▸ **Task instructions**: Using the listing below, report all lines holding the word "cache".

::::::::::

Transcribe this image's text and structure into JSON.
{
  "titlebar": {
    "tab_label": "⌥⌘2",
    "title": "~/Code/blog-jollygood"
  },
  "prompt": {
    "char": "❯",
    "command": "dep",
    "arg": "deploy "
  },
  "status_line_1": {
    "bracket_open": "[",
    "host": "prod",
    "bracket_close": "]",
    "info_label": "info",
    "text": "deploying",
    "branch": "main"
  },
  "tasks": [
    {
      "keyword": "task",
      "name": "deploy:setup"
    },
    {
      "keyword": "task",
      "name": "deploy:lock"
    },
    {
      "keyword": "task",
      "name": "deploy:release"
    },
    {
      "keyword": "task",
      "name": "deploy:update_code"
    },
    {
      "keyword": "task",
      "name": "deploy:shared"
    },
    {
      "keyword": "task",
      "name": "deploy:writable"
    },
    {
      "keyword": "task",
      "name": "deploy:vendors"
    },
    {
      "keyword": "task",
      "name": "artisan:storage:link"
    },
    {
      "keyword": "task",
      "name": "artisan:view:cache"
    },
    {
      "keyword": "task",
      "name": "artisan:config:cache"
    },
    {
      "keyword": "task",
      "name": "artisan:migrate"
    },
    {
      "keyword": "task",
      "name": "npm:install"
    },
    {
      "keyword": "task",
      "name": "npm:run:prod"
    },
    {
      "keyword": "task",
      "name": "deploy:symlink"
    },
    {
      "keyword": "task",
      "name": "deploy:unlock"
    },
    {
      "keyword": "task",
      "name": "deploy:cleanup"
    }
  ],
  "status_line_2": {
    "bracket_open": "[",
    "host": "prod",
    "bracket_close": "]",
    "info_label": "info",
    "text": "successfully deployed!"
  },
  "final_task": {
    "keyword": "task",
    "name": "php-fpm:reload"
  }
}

::::::::::

▸ **Response**:
      "name": "artisan:view:cache"
      "name": "artisan:config:cache"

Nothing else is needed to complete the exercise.